----- Provided material

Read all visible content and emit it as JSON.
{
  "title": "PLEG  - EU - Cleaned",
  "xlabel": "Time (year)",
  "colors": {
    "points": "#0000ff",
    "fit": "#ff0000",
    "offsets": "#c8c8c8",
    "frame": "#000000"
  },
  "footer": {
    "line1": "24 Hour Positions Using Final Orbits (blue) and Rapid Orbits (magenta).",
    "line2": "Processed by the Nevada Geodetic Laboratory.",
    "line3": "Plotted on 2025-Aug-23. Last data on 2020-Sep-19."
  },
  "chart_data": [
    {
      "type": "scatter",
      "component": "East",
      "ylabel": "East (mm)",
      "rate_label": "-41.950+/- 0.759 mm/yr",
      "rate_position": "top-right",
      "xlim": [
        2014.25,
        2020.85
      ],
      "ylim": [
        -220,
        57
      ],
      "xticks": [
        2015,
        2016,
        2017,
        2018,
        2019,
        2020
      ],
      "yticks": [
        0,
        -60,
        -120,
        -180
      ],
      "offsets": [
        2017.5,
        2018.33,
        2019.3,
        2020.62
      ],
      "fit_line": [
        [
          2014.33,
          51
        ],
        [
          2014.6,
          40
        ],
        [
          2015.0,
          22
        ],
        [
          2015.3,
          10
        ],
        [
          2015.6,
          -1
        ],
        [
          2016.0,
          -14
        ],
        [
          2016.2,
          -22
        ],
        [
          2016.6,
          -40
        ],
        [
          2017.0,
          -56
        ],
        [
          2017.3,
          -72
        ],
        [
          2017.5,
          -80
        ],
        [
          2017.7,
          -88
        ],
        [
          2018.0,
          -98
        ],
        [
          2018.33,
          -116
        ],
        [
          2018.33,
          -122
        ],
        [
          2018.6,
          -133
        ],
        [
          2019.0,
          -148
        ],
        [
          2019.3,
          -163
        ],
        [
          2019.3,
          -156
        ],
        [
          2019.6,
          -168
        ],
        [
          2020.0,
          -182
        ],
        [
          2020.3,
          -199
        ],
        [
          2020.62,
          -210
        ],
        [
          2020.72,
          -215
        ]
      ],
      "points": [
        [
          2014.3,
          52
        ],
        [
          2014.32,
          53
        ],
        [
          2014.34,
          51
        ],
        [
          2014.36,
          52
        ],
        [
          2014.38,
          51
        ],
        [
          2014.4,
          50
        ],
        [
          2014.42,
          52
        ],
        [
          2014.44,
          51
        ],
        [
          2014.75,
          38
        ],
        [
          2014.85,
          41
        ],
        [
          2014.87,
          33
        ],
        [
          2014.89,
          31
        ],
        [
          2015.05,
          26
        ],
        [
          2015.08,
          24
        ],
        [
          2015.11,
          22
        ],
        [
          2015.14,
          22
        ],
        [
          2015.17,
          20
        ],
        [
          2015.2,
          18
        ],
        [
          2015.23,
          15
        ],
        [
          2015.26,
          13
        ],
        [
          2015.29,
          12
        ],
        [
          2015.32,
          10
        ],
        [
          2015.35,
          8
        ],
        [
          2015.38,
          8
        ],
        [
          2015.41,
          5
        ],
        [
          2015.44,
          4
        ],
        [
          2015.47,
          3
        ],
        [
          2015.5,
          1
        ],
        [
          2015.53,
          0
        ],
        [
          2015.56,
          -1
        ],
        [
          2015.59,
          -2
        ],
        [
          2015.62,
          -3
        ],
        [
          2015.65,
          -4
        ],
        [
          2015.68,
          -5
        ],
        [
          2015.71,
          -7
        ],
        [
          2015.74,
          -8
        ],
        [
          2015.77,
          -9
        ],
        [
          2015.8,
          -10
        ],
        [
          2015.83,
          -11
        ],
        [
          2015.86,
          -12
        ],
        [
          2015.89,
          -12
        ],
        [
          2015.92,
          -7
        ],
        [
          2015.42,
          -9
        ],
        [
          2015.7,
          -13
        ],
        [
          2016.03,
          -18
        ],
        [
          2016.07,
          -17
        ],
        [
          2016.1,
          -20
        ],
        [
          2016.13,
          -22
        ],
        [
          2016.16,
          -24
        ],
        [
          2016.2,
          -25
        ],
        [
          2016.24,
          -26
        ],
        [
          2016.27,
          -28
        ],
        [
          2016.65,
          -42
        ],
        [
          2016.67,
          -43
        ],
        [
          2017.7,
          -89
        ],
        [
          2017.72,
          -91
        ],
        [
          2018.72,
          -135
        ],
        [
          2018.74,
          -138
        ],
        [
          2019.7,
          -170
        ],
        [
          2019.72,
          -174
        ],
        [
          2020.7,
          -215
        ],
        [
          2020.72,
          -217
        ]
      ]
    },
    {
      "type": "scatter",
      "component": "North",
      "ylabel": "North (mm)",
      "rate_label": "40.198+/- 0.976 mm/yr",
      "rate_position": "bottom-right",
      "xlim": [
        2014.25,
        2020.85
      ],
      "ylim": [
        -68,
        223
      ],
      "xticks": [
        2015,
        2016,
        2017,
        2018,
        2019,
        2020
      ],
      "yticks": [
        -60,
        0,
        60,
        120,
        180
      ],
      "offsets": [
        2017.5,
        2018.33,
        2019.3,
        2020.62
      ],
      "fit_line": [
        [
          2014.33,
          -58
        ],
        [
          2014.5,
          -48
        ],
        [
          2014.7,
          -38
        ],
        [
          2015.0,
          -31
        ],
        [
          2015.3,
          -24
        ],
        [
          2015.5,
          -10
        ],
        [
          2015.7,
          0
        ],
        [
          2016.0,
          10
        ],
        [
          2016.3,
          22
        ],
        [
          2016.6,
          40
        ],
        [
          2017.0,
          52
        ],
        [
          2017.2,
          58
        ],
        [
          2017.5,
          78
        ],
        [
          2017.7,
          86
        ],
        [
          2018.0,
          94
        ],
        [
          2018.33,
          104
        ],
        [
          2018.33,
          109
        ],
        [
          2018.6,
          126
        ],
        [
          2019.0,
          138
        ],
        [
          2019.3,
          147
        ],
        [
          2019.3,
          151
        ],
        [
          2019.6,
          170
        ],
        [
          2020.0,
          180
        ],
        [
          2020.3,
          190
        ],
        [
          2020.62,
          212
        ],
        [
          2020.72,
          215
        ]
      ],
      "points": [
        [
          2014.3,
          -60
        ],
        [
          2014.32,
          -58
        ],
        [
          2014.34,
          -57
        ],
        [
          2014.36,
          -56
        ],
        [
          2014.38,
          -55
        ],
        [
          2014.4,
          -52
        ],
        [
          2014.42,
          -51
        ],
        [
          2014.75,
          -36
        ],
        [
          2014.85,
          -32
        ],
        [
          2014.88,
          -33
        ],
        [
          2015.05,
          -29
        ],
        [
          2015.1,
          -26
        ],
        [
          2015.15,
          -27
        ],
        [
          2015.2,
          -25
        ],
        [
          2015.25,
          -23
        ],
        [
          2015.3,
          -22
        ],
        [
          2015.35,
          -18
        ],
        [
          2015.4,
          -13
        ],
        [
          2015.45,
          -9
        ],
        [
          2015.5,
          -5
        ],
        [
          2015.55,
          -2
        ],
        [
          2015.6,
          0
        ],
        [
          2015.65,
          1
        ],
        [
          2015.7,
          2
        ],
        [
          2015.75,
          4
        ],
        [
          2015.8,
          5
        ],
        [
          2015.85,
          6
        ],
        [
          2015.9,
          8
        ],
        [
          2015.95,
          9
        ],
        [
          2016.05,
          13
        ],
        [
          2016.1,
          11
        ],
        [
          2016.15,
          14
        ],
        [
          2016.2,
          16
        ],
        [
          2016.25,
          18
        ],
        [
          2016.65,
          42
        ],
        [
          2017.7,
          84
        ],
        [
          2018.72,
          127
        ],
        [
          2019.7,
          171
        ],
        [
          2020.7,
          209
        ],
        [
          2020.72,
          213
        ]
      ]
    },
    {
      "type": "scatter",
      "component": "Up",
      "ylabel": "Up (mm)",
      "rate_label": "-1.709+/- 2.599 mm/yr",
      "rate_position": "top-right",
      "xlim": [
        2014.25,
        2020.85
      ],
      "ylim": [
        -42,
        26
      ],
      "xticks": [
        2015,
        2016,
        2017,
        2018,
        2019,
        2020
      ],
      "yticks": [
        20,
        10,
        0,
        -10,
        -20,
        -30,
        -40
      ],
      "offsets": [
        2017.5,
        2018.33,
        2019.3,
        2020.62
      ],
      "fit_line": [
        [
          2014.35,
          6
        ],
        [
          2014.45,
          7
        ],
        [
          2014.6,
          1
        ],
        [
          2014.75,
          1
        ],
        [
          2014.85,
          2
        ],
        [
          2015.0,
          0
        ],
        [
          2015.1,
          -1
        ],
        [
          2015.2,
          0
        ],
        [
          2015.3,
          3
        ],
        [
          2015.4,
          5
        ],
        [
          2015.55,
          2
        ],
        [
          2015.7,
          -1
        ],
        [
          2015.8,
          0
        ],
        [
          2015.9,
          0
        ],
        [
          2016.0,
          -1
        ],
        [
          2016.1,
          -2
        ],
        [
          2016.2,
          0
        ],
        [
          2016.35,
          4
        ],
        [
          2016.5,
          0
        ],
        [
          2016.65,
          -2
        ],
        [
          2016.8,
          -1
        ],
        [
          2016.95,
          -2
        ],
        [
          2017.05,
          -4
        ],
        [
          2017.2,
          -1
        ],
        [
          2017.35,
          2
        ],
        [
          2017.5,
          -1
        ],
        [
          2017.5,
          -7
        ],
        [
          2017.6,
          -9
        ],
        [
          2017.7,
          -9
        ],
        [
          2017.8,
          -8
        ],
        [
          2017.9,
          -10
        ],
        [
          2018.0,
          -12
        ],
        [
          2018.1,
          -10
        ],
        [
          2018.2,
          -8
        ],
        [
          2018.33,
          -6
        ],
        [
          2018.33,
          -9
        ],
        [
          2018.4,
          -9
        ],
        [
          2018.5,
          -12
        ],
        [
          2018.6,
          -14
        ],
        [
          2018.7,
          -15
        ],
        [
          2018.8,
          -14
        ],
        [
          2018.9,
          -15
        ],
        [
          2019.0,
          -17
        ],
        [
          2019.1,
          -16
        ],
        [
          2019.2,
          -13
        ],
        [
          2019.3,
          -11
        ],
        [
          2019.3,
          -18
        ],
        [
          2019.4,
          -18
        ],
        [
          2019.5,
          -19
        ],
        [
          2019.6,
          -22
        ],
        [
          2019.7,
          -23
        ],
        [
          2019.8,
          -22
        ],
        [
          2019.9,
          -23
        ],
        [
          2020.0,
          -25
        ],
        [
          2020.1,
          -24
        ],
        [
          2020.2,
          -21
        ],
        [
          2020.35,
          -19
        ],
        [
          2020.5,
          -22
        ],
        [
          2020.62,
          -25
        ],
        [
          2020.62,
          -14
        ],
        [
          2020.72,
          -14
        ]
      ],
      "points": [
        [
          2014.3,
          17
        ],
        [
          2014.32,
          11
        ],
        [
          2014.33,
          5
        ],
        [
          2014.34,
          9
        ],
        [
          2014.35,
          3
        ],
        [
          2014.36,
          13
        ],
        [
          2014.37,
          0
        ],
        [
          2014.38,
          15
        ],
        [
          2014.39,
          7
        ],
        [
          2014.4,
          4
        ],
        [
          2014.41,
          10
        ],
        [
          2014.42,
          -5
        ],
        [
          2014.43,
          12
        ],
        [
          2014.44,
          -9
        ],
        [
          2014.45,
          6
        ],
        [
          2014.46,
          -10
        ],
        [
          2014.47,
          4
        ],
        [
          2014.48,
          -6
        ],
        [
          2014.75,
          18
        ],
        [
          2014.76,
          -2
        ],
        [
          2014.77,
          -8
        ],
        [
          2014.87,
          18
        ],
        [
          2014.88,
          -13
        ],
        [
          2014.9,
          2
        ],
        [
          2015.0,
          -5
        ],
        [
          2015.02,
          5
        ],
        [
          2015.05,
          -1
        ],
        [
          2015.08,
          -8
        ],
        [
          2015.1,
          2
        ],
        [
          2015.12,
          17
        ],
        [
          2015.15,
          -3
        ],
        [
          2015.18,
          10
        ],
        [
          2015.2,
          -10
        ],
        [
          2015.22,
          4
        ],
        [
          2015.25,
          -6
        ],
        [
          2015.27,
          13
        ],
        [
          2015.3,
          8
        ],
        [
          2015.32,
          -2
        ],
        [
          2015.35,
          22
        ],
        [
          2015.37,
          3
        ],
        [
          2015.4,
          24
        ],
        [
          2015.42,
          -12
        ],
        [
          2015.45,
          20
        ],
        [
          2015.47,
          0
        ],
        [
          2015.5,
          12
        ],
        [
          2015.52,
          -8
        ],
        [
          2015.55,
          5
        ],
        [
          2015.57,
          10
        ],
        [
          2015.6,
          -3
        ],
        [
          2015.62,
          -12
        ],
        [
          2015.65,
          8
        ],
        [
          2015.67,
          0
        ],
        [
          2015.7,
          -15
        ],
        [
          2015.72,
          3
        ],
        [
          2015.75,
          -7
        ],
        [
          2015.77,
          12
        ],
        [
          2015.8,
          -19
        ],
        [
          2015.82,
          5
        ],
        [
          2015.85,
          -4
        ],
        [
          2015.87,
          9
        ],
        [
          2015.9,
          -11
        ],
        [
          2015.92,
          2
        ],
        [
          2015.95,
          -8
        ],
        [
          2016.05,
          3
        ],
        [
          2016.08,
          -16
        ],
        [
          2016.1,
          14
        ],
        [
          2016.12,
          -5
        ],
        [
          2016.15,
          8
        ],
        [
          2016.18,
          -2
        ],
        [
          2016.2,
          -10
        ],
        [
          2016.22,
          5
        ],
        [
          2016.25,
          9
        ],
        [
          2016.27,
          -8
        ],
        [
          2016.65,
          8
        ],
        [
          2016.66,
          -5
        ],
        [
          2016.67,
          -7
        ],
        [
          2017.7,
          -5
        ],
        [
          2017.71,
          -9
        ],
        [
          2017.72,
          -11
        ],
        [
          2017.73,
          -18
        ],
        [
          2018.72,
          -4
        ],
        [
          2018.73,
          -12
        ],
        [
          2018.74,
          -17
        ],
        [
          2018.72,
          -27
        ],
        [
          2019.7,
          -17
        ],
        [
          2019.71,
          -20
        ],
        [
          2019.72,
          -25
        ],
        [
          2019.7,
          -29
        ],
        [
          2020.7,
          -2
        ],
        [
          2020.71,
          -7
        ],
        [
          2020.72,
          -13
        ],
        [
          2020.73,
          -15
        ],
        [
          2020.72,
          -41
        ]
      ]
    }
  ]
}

----------

> **The problem**: Extract each line from the entries above that contains the string "ylabel".

> **Task output**:
      "ylabel": "East (mm)",
      "ylabel": "North (mm)",
      "ylabel": "Up (mm)",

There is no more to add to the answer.